WHAT YOU ARE ASKED TO DO: Write the material out again in full, exactly.

EXTRACTED RECORDS:
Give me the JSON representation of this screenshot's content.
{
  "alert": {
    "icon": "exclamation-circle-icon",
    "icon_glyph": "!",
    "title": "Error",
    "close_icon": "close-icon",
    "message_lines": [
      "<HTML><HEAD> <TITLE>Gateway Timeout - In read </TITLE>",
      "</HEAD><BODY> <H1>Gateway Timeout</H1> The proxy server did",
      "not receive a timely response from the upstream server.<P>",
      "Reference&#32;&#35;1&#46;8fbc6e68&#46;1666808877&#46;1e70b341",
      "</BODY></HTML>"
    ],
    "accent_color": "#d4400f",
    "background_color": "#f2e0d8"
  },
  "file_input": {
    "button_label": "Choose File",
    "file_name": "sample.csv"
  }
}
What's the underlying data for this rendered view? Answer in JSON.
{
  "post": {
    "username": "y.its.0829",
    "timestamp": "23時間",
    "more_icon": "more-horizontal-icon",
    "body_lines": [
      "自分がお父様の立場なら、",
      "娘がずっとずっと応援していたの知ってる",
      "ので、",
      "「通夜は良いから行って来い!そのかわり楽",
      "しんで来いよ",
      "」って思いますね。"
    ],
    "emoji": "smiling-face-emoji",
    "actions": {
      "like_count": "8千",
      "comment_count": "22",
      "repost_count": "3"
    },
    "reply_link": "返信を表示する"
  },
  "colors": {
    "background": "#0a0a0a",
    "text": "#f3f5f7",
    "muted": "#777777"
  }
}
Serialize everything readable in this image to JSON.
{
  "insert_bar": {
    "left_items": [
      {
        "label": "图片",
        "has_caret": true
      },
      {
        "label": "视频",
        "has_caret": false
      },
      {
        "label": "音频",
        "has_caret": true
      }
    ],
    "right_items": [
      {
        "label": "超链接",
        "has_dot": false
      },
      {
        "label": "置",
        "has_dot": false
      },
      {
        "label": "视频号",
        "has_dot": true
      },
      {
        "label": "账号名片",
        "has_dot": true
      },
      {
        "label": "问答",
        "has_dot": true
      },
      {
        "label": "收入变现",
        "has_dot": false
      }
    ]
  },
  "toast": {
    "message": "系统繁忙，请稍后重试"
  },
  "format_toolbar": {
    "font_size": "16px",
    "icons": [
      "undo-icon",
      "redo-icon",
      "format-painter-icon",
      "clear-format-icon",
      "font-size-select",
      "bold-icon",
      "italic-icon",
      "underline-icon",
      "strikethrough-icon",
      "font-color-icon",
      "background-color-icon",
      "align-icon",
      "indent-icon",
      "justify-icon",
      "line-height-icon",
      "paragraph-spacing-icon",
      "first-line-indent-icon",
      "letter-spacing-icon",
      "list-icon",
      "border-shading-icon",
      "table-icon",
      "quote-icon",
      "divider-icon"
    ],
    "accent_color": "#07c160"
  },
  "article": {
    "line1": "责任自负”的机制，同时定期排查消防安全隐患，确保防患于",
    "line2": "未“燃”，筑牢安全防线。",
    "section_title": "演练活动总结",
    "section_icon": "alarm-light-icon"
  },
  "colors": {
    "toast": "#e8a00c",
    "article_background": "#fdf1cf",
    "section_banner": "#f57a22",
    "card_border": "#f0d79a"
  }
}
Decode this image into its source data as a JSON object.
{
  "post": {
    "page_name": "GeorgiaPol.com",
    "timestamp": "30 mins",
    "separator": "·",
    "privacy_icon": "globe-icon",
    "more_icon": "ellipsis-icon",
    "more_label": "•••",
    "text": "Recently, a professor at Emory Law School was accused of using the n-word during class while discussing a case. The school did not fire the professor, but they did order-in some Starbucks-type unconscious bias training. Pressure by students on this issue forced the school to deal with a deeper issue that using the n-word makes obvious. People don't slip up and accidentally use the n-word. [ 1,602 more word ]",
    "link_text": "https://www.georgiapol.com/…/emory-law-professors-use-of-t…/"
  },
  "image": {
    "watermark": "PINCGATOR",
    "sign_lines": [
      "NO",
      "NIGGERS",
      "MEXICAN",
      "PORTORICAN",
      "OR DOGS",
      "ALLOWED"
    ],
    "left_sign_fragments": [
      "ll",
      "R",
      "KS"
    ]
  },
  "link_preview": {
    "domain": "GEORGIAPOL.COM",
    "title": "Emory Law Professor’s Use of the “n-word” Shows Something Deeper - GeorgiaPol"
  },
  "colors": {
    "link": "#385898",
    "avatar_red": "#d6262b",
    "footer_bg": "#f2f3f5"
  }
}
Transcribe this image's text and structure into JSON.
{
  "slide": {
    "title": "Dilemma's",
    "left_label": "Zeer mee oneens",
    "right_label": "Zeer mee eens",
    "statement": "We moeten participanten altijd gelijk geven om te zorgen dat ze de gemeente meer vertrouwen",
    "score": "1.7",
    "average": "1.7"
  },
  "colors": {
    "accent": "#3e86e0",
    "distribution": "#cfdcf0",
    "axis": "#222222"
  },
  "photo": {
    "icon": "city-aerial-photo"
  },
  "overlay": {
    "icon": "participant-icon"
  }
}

FINAL RESULT:
Give me the JSON representation of this screenshot's content.
{
  "alert": {
    "icon": "exclamation-circle-icon",
    "icon_glyph": "!",
    "title": "Error",
    "close_icon": "close-icon",
    "message_lines": [
      "<HTML><HEAD> <TITLE>Gateway Timeout - In read </TITLE>",
      "</HEAD><BODY> <H1>Gateway Timeout</H1> The proxy server did",
      "not receive a timely response from the upstream server.<P>",
      "Reference&#32;&#35;1&#46;8fbc6e68&#46;1666808877&#46;1e70b341",
      "</BODY></HTML>"
    ],
    "accent_color": "#d4400f",
    "background_color": "#f2e0d8"
  },
  "file_input": {
    "button_label": "Choose File",
    "file_name": "sample.csv"
  }
}
What's the underlying data for this rendered view? Answer in JSON.
{
  "post": {
    "username": "y.its.0829",
    "timestamp": "23時間",
    "more_icon": "more-horizontal-icon",
    "body_lines": [
      "自分がお父様の立場なら、",
      "娘がずっとずっと応援していたの知ってる",
      "ので、",
      "「通夜は良いから行って来い!そのかわり楽",
      "しんで来いよ",
      "」って思いますね。"
    ],
    "emoji": "smiling-face-emoji",
    "actions": {
      "like_count": "8千",
      "comment_count": "22",
      "repost_count": "3"
    },
    "reply_link": "返信を表示する"
  },
  "colors": {
    "background": "#0a0a0a",
    "text": "#f3f5f7",
    "muted": "#777777"
  }
}
Serialize everything readable in this image to JSON.
{
  "insert_bar": {
    "left_items": [
      {
        "label": "图片",
        "has_caret": true
      },
      {
        "label": "视频",
        "has_caret": false
      },
      {
        "label": "音频",
        "has_caret": true
      }
    ],
    "right_items": [
      {
        "label": "超链接",
        "has_dot": false
      },
      {
        "label": "置",
        "has_dot": false
      },
      {
        "label": "视频号",
        "has_dot": true
      },
      {
        "label": "账号名片",
        "has_dot": true
      },
      {
        "label": "问答",
        "has_dot": true
      },
      {
        "label": "收入变现",
        "has_dot": false
      }
    ]
  },
  "toast": {
    "message": "系统繁忙，请稍后重试"
  },
  "format_toolbar": {
    "font_size": "16px",
    "icons": [
      "undo-icon",
      "redo-icon",
      "format-painter-icon",
      "clear-format-icon",
      "font-size-select",
      "bold-icon",
      "italic-icon",
      "underline-icon",
      "strikethrough-icon",
      "font-color-icon",
      "background-color-icon",
      "align-icon",
      "indent-icon",
      "justify-icon",
      "line-height-icon",
      "paragraph-spacing-icon",
      "first-line-indent-icon",
      "letter-spacing-icon",
      "list-icon",
      "border-shading-icon",
      "table-icon",
      "quote-icon",
      "divider-icon"
    ],
    "accent_color": "#07c160"
  },
  "article": {
    "line1": "责任自负”的机制，同时定期排查消防安全隐患，确保防患于",
    "line2": "未“燃”，筑牢安全防线。",
    "section_title": "演练活动总结",
    "section_icon": "alarm-light-icon"
  },
  "colors": {
    "toast": "#e8a00c",
    "article_background": "#fdf1cf",
    "section_banner": "#f57a22",
    "card_border": "#f0d79a"
  }
}
Decode this image into its source data as a JSON object.
{
  "post": {
    "page_name": "GeorgiaPol.com",
    "timestamp": "30 mins",
    "separator": "·",
    "privacy_icon": "globe-icon",
    "more_icon": "ellipsis-icon",
    "more_label": "•••",
    "text": "Recently, a professor at Emory Law School was accused of using the n-word during class while discussing a case. The school did not fire the professor, but they did order-in some Starbucks-type unconscious bias training. Pressure by students on this issue forced the school to deal with a deeper issue that using the n-word makes obvious. People don't slip up and accidentally use the n-word. [ 1,602 more word ]",
    "link_text": "https://www.georgiapol.com/…/emory-law-professors-use-of-t…/"
  },
  "image": {
    "watermark": "PINCGATOR",
    "sign_lines": [
      "NO",
      "NIGGERS",
      "MEXICAN",
      "PORTORICAN",
      "OR DOGS",
      "ALLOWED"
    ],
    "left_sign_fragments": [
      "ll",
      "R",
      "KS"
    ]
  },
  "link_preview": {
    "domain": "GEORGIAPOL.COM",
    "title": "Emory Law Professor’s Use of the “n-word” Shows Something Deeper - GeorgiaPol"
  },
  "colors": {
    "link": "#385898",
    "avatar_red": "#d6262b",
    "footer_bg": "#f2f3f5"
  }
}
Transcribe this image's text and structure into JSON.
{
  "slide": {
    "title": "Dilemma's",
    "left_label": "Zeer mee oneens",
    "right_label": "Zeer mee eens",
    "statement": "We moeten participanten altijd gelijk geven om te zorgen dat ze de gemeente meer vertrouwen",
    "score": "1.7",
    "average": "1.7"
  },
  "colors": {
    "accent": "#3e86e0",
    "distribution": "#cfdcf0",
    "axis": "#222222"
  },
  "photo": {
    "icon": "city-aerial-photo"
  },
  "overlay": {
    "icon": "participant-icon"
  }
}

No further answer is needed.